▶ **The problem**
Below are some records. Copy every line in them that holds "포항테크노파크".

▶ **Data for this task**

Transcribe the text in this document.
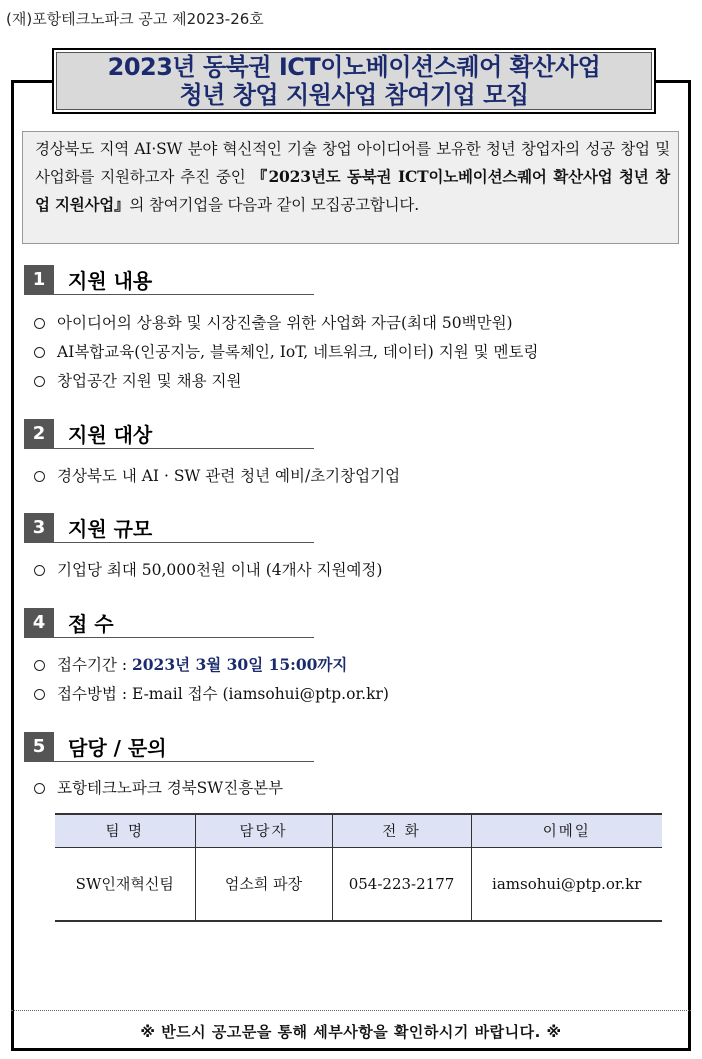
(재)포항테크노파크 공고 제2023-26호
2023년 동북권 ICT이노베이션스퀘어 확산사업
청년 창업 지원사업 참여기업 모집
경상북도 지역 AI·SW 분야 혁신적인 기술 창업 아이디어를 보유한 청년 창업자의 성공 창업 및 사업화를 지원하고자 추진 중인 『2023년도 동북권 ICT이노베이션스퀘어 확산사업 청년 창업 지원사업』의 참여기업을 다음과 같이 모집공고합니다.
1	지원 내용
아이디어의 상용화 및 시장진출을 위한 사업화 자금(최대 50백만원)
AI복합교육(인공지능, 블록체인, IoT, 네트워크, 데이터) 지원 및 멘토링
창업공간 지원 및 채용 지원
2	지원 대상
경상북도 내 AI · SW 관련 청년 예비/초기창업기업
3	지원 규모
기업당 최대 50,000천원 이내 (4개사 지원예정)
4	접 수
접수기간 : 2023년 3월 30일 15:00까지
접수방법 : E-mail 접수 (iamsohui@ptp.or.kr)
5	담당 / 문의
포항테크노파크 경북SW진흥본부
팀 명	담당자	전 화	이메일
SW인재혁신팀	엄소희 파장	054-223-2177	iamsohui@ptp.or.kr
※ 반드시 공고문을 통해 세부사항을 확인하시기 바랍니다. ※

▶ **Result of the task**
(재)포항테크노파크 공고 제2023-26호
포항테크노파크 경북SW진흥본부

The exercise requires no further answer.